Written request →
From the entries that follow, extract each line holding the string "grid".

Rows →
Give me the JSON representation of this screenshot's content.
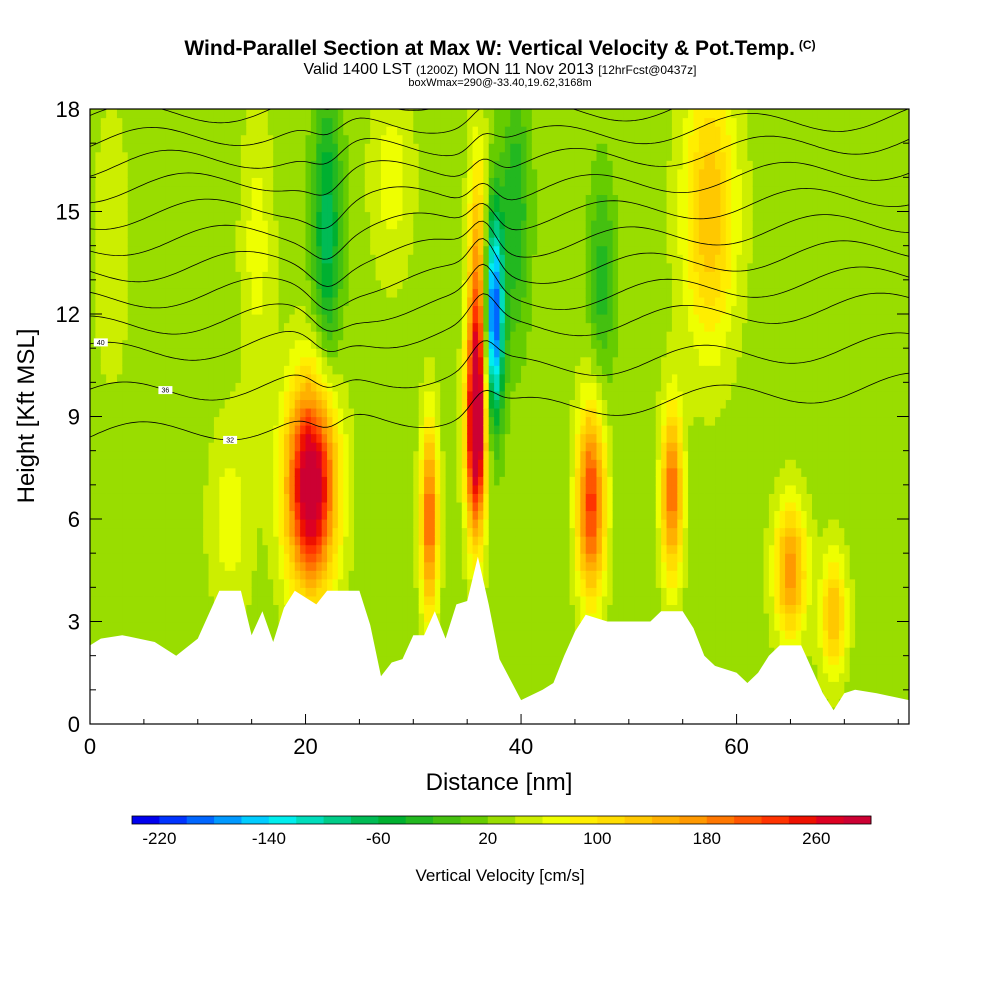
{
  "header": {
    "title": "Wind-Parallel Section at Max W: Vertical Velocity & Pot.Temp.",
    "title_mark": "(C)",
    "subtitle_valid": "Valid 1400 LST",
    "subtitle_z": "(1200Z)",
    "subtitle_date": "MON 11 Nov 2013",
    "subtitle_fcst": "[12hrFcst@0437z]",
    "subnote": "boxWmax=290@-33.40,19.62,3168m"
  },
  "chart_data": {
    "type": "heatmap",
    "title": "Wind-Parallel Section at Max W: Vertical Velocity & Pot.Temp.",
    "xlabel": "Distance [nm]",
    "ylabel": "Height [Kft MSL]",
    "xlim": [
      0,
      76
    ],
    "ylim": [
      0,
      18
    ],
    "x_ticks": [
      "0",
      "20",
      "40",
      "60"
    ],
    "x_tick_values": [
      0,
      20,
      40,
      60
    ],
    "y_ticks": [
      "0",
      "3",
      "6",
      "9",
      "12",
      "15",
      "18"
    ],
    "y_tick_values": [
      0,
      3,
      6,
      9,
      12,
      15,
      18
    ],
    "colorbar": {
      "title": "Vertical Velocity [cm/s]",
      "labels": [
        "-220",
        "-140",
        "-60",
        "20",
        "100",
        "180",
        "260"
      ],
      "label_values": [
        -220,
        -140,
        -60,
        20,
        100,
        180,
        260
      ],
      "min": -240,
      "max": 300,
      "step": 20,
      "colors": [
        "#0000ee",
        "#0033ff",
        "#0066ff",
        "#0099ff",
        "#00ccff",
        "#00eeee",
        "#00ddbb",
        "#00cc88",
        "#00bb55",
        "#00b030",
        "#22b820",
        "#44c010",
        "#66cc00",
        "#99dd00",
        "#ccee00",
        "#eeff00",
        "#ffee00",
        "#ffdd00",
        "#ffc800",
        "#ffb000",
        "#ff9900",
        "#ff7700",
        "#ff5500",
        "#ff3300",
        "#ee1100",
        "#dd0022",
        "#cc0033"
      ]
    },
    "terrain": [
      [
        0,
        2.3
      ],
      [
        1,
        2.5
      ],
      [
        3,
        2.6
      ],
      [
        6,
        2.4
      ],
      [
        8,
        2.0
      ],
      [
        10,
        2.5
      ],
      [
        11,
        3.2
      ],
      [
        12,
        3.9
      ],
      [
        14,
        3.9
      ],
      [
        15,
        2.6
      ],
      [
        16,
        3.3
      ],
      [
        17,
        2.4
      ],
      [
        18,
        3.4
      ],
      [
        19,
        3.9
      ],
      [
        21,
        3.5
      ],
      [
        22,
        3.9
      ],
      [
        25,
        3.9
      ],
      [
        26,
        2.9
      ],
      [
        27,
        1.4
      ],
      [
        28,
        1.8
      ],
      [
        29,
        1.9
      ],
      [
        30,
        2.6
      ],
      [
        31,
        2.6
      ],
      [
        32,
        3.3
      ],
      [
        33,
        2.5
      ],
      [
        34,
        3.5
      ],
      [
        35,
        3.6
      ],
      [
        36,
        4.9
      ],
      [
        37,
        3.5
      ],
      [
        38,
        1.9
      ],
      [
        39,
        1.3
      ],
      [
        40,
        0.7
      ],
      [
        42,
        1.0
      ],
      [
        43,
        1.2
      ],
      [
        44,
        2.0
      ],
      [
        45,
        2.7
      ],
      [
        46,
        3.2
      ],
      [
        48,
        3.0
      ],
      [
        50,
        3.0
      ],
      [
        52,
        3.0
      ],
      [
        53,
        3.3
      ],
      [
        55,
        3.3
      ],
      [
        56,
        2.8
      ],
      [
        57,
        2.0
      ],
      [
        58,
        1.7
      ],
      [
        60,
        1.5
      ],
      [
        61,
        1.2
      ],
      [
        62,
        1.5
      ],
      [
        63,
        2.0
      ],
      [
        64,
        2.3
      ],
      [
        66,
        2.3
      ],
      [
        67,
        1.6
      ],
      [
        68,
        0.9
      ],
      [
        69,
        0.4
      ],
      [
        70,
        0.9
      ],
      [
        71,
        1.0
      ],
      [
        73,
        0.9
      ],
      [
        76,
        0.7
      ]
    ],
    "w_features": [
      {
        "x": 20.5,
        "z": 7.0,
        "w": 290,
        "sx": 2.3,
        "sz": 3.0
      },
      {
        "x": 31.5,
        "z": 6.0,
        "w": 180,
        "sx": 0.8,
        "sz": 2.8
      },
      {
        "x": 35.8,
        "z": 8.5,
        "w": 280,
        "sx": 0.9,
        "sz": 3.0
      },
      {
        "x": 36.0,
        "z": 12.5,
        "w": 150,
        "sx": 0.9,
        "sz": 4.0
      },
      {
        "x": 37.5,
        "z": 12.0,
        "w": -240,
        "sx": 0.9,
        "sz": 3.0
      },
      {
        "x": 46.5,
        "z": 6.5,
        "w": 200,
        "sx": 1.3,
        "sz": 2.8
      },
      {
        "x": 54.0,
        "z": 6.8,
        "w": 170,
        "sx": 1.0,
        "sz": 2.5
      },
      {
        "x": 65.0,
        "z": 4.5,
        "w": 140,
        "sx": 1.5,
        "sz": 2.0
      },
      {
        "x": 69.0,
        "z": 3.2,
        "w": 110,
        "sx": 1.2,
        "sz": 1.8
      },
      {
        "x": 57.5,
        "z": 15.0,
        "w": 110,
        "sx": 2.5,
        "sz": 4.0
      },
      {
        "x": 15.5,
        "z": 14.0,
        "w": 40,
        "sx": 1.5,
        "sz": 4.0
      },
      {
        "x": 22.0,
        "z": 14.5,
        "w": -100,
        "sx": 1.3,
        "sz": 4.0
      },
      {
        "x": 39.5,
        "z": 15.0,
        "w": -70,
        "sx": 1.3,
        "sz": 3.5
      },
      {
        "x": 47.5,
        "z": 13.0,
        "w": -60,
        "sx": 1.2,
        "sz": 3.0
      },
      {
        "x": 13.0,
        "z": 6.0,
        "w": 40,
        "sx": 2.0,
        "sz": 3.0
      },
      {
        "x": 28.0,
        "z": 16.0,
        "w": 40,
        "sx": 2.0,
        "sz": 3.0
      },
      {
        "x": 2.0,
        "z": 14.0,
        "w": 20,
        "sx": 2.0,
        "sz": 5.0
      }
    ],
    "theta_contours": [
      {
        "base": 8.4,
        "slope": 0.02,
        "label": "32",
        "label_x": 13
      },
      {
        "base": 9.6,
        "slope": 0.02,
        "label": "36",
        "label_x": 7
      },
      {
        "base": 10.8,
        "slope": 0.02,
        "label": "40",
        "label_x": 1
      },
      {
        "base": 11.6,
        "slope": 0.02,
        "label": "",
        "label_x": 20
      },
      {
        "base": 12.4,
        "slope": 0.02,
        "label": "",
        "label_x": 20
      },
      {
        "base": 13.2,
        "slope": 0.02,
        "label": "",
        "label_x": 20
      },
      {
        "base": 14.0,
        "slope": 0.02,
        "label": "",
        "label_x": 20
      },
      {
        "base": 14.8,
        "slope": 0.02,
        "label": "",
        "label_x": 20
      },
      {
        "base": 15.6,
        "slope": 0.02,
        "label": "",
        "label_x": 20
      },
      {
        "base": 16.3,
        "slope": 0.02,
        "label": "",
        "label_x": 20
      },
      {
        "base": 17.0,
        "slope": 0.02,
        "label": "",
        "label_x": 20
      },
      {
        "base": 17.7,
        "slope": 0.02,
        "label": "",
        "label_x": 20
      }
    ]
  }
}
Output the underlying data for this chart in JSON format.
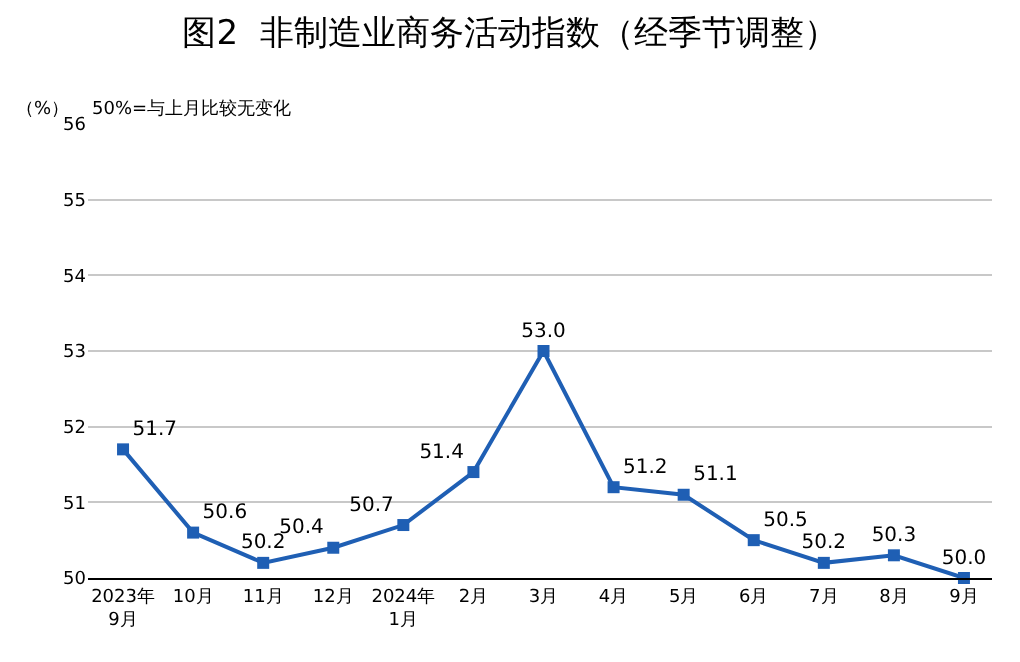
{
  "chart_data": {
    "type": "line",
    "title": "图2  非制造业商务活动指数（经季节调整）",
    "ylabel": "（%）",
    "annotations": [
      "50%=与上月比较无变化"
    ],
    "categories": [
      "2023年\n9月",
      "10月",
      "11月",
      "12月",
      "2024年\n1月",
      "2月",
      "3月",
      "4月",
      "5月",
      "6月",
      "7月",
      "8月",
      "9月"
    ],
    "series": [
      {
        "color": "#1f5fb4",
        "values": [
          51.7,
          50.6,
          50.2,
          50.4,
          50.7,
          51.4,
          53.0,
          51.2,
          51.1,
          50.5,
          50.2,
          50.3,
          50.0
        ],
        "value_labels": [
          "51.7",
          "50.6",
          "50.2",
          "50.4",
          "50.7",
          "51.4",
          "53.0",
          "51.2",
          "51.1",
          "50.5",
          "50.2",
          "50.3",
          "50.0"
        ]
      }
    ],
    "ylim": [
      50,
      56
    ],
    "yticks": [
      50,
      51,
      52,
      53,
      54,
      55,
      56
    ],
    "grid": "y",
    "marker": "square",
    "line_style": "solid"
  }
}
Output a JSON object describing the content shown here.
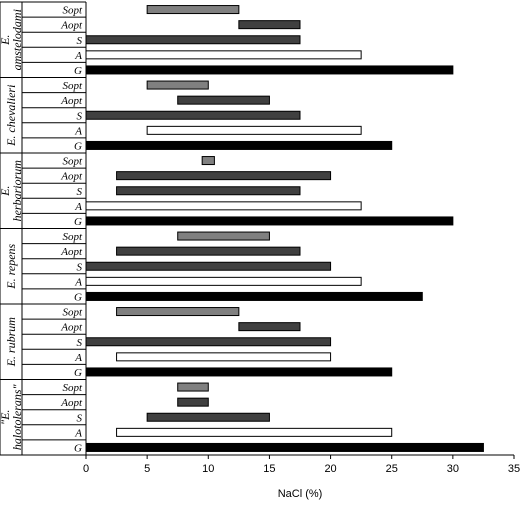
{
  "chart_data": {
    "type": "bar",
    "orientation": "horizontal",
    "xlabel": "NaCl (%)",
    "xlim": [
      0,
      35
    ],
    "xticks": [
      0,
      5,
      10,
      15,
      20,
      25,
      30,
      35
    ],
    "grid": false,
    "legend": "none",
    "colors": {
      "Sopt": "#808080",
      "Aopt": "#404040",
      "S": "#404040",
      "A": "#ffffff",
      "G": "#000000"
    },
    "groups": [
      {
        "name_lines": [
          "E.",
          "amstelodami"
        ],
        "bars": [
          {
            "label": "Sopt",
            "start": 5,
            "end": 12.5
          },
          {
            "label": "Aopt",
            "start": 12.5,
            "end": 17.5
          },
          {
            "label": "S",
            "start": 0,
            "end": 17.5
          },
          {
            "label": "A",
            "start": 0,
            "end": 22.5
          },
          {
            "label": "G",
            "start": 0,
            "end": 30
          }
        ]
      },
      {
        "name_lines": [
          "E. chevalieri"
        ],
        "bars": [
          {
            "label": "Sopt",
            "start": 5,
            "end": 10
          },
          {
            "label": "Aopt",
            "start": 7.5,
            "end": 15
          },
          {
            "label": "S",
            "start": 0,
            "end": 17.5
          },
          {
            "label": "A",
            "start": 5,
            "end": 22.5
          },
          {
            "label": "G",
            "start": 0,
            "end": 25
          }
        ]
      },
      {
        "name_lines": [
          "E.",
          "herbariorum"
        ],
        "bars": [
          {
            "label": "Sopt",
            "start": 9.5,
            "end": 10.5
          },
          {
            "label": "Aopt",
            "start": 2.5,
            "end": 20
          },
          {
            "label": "S",
            "start": 2.5,
            "end": 17.5
          },
          {
            "label": "A",
            "start": 0,
            "end": 22.5
          },
          {
            "label": "G",
            "start": 0,
            "end": 30
          }
        ]
      },
      {
        "name_lines": [
          "E. repens"
        ],
        "bars": [
          {
            "label": "Sopt",
            "start": 7.5,
            "end": 15
          },
          {
            "label": "Aopt",
            "start": 2.5,
            "end": 17.5
          },
          {
            "label": "S",
            "start": 0,
            "end": 20
          },
          {
            "label": "A",
            "start": 0,
            "end": 22.5
          },
          {
            "label": "G",
            "start": 0,
            "end": 27.5
          }
        ]
      },
      {
        "name_lines": [
          "E. rubrum"
        ],
        "bars": [
          {
            "label": "Sopt",
            "start": 2.5,
            "end": 12.5
          },
          {
            "label": "Aopt",
            "start": 12.5,
            "end": 17.5
          },
          {
            "label": "S",
            "start": 0,
            "end": 20
          },
          {
            "label": "A",
            "start": 2.5,
            "end": 20
          },
          {
            "label": "G",
            "start": 0,
            "end": 25
          }
        ]
      },
      {
        "name_lines": [
          "\"E.",
          "halotolerans\""
        ],
        "bars": [
          {
            "label": "Sopt",
            "start": 7.5,
            "end": 10
          },
          {
            "label": "Aopt",
            "start": 7.5,
            "end": 10
          },
          {
            "label": "S",
            "start": 5,
            "end": 15
          },
          {
            "label": "A",
            "start": 2.5,
            "end": 25
          },
          {
            "label": "G",
            "start": 0,
            "end": 32.5
          }
        ]
      }
    ]
  }
}
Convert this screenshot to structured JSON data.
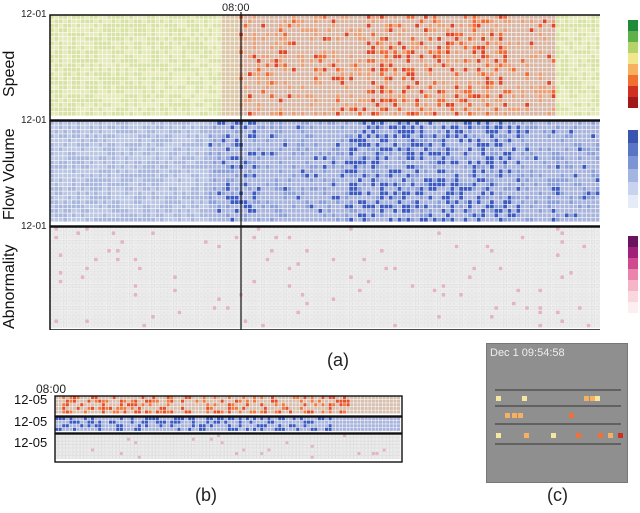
{
  "panel_a": {
    "time_marker": "08:00",
    "rows": [
      {
        "label": "Speed",
        "date_label": "12-01"
      },
      {
        "label": "Flow Volume",
        "date_label": "12-01"
      },
      {
        "label": "Abnormality",
        "date_label": "12-01"
      }
    ],
    "caption": "(a)"
  },
  "panel_b": {
    "time_marker": "08:00",
    "date_labels": [
      "12-05",
      "12-05",
      "12-05"
    ],
    "caption": "(b)"
  },
  "panel_c": {
    "timestamp": "Dec 1 09:54:58",
    "caption": "(c)"
  },
  "colors": {
    "speed_legend": [
      "#1e8a3a",
      "#5fb24a",
      "#b6d36a",
      "#f0e68c",
      "#f7b060",
      "#f07030",
      "#d03020",
      "#a01818"
    ],
    "flow_legend": [
      "#3a55b0",
      "#5a75c5",
      "#7d95d5",
      "#a3b6e2",
      "#c7d3ef",
      "#e6ecf7"
    ],
    "abnormality_legend": [
      "#6a1460",
      "#a0207a",
      "#d04a90",
      "#ea84ad",
      "#f5b4c8",
      "#fad6df",
      "#fdeef1"
    ]
  }
}
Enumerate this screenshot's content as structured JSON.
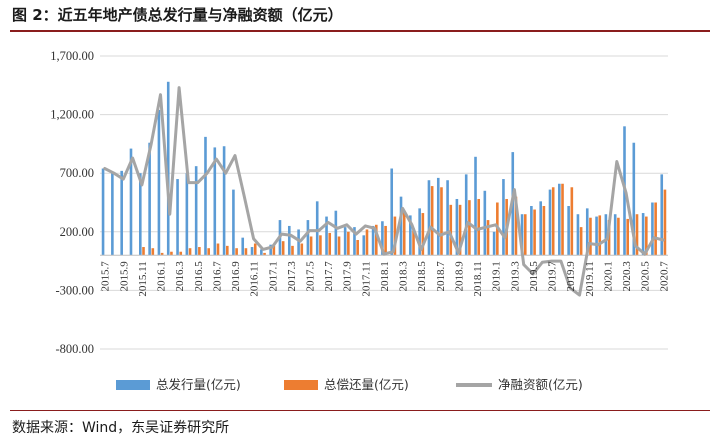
{
  "header": {
    "title": "图 2：近五年地产债总发行量与净融资额（亿元）"
  },
  "footer": {
    "source": "数据来源：Wind，东吴证券研究所"
  },
  "colors": {
    "issue": "#5b9bd5",
    "repay": "#ed7d31",
    "net": "#a5a5a5",
    "grid": "#d9d9d9"
  },
  "chart_data": {
    "type": "bar+line",
    "ylim": [
      -800,
      1700
    ],
    "yticks": [
      "1,700.00",
      "1,200.00",
      "700.00",
      "200.00",
      "-300.00",
      "-800.00"
    ],
    "ytick_values": [
      1700,
      1200,
      700,
      200,
      -300,
      -800
    ],
    "grid": "horizontal",
    "legend_position": "bottom",
    "xticklabels": [
      "2015.7",
      "2015.9",
      "2015.11",
      "2016.1",
      "2016.3",
      "2016.5",
      "2016.7",
      "2016.9",
      "2016.11",
      "2017.1",
      "2017.3",
      "2017.5",
      "2017.7",
      "2017.9",
      "2017.11",
      "2018.1",
      "2018.3",
      "2018.5",
      "2018.7",
      "2018.9",
      "2018.11",
      "2019.1",
      "2019.3",
      "2019.5",
      "2019.7",
      "2019.9",
      "2019.11",
      "2020.1",
      "2020.3",
      "2020.5",
      "2020.7"
    ],
    "series": [
      {
        "name": "总发行量(亿元)",
        "kind": "bar",
        "values": [
          740,
          700,
          720,
          910,
          700,
          960,
          1240,
          1480,
          650,
          700,
          760,
          1010,
          920,
          930,
          560,
          150,
          70,
          50,
          90,
          300,
          250,
          220,
          300,
          460,
          330,
          380,
          240,
          240,
          170,
          250,
          290,
          740,
          500,
          340,
          400,
          640,
          660,
          640,
          480,
          690,
          840,
          550,
          200,
          650,
          880,
          350,
          420,
          460,
          560,
          610,
          420,
          350,
          400,
          330,
          350,
          350,
          1100,
          960,
          360,
          450,
          690
        ]
      },
      {
        "name": "总偿还量(亿元)",
        "kind": "bar",
        "values": [
          0,
          0,
          0,
          0,
          70,
          60,
          20,
          30,
          30,
          60,
          70,
          60,
          100,
          80,
          60,
          60,
          100,
          20,
          80,
          120,
          80,
          100,
          160,
          170,
          190,
          160,
          200,
          130,
          220,
          260,
          250,
          330,
          370,
          230,
          360,
          590,
          580,
          430,
          430,
          470,
          480,
          300,
          450,
          480,
          500,
          350,
          390,
          420,
          580,
          610,
          580,
          240,
          320,
          340,
          300,
          320,
          310,
          350,
          330,
          450,
          560
        ]
      },
      {
        "name": "净融资额(亿元)",
        "kind": "line",
        "values": [
          740,
          700,
          650,
          830,
          600,
          950,
          1370,
          350,
          1430,
          620,
          620,
          700,
          820,
          700,
          850,
          500,
          140,
          50,
          70,
          180,
          170,
          120,
          210,
          210,
          280,
          230,
          260,
          180,
          250,
          230,
          10,
          30,
          400,
          260,
          50,
          240,
          170,
          200,
          20,
          280,
          220,
          240,
          260,
          150,
          560,
          -80,
          -160,
          -60,
          -50,
          -50,
          -280,
          -340,
          100,
          90,
          140,
          800,
          530,
          80,
          10,
          150,
          130
        ]
      }
    ]
  }
}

Expected answer →
    "grid": "y",
    "grid": false,
    "grid": "#d9d9d9"
    "grid": "horizontal",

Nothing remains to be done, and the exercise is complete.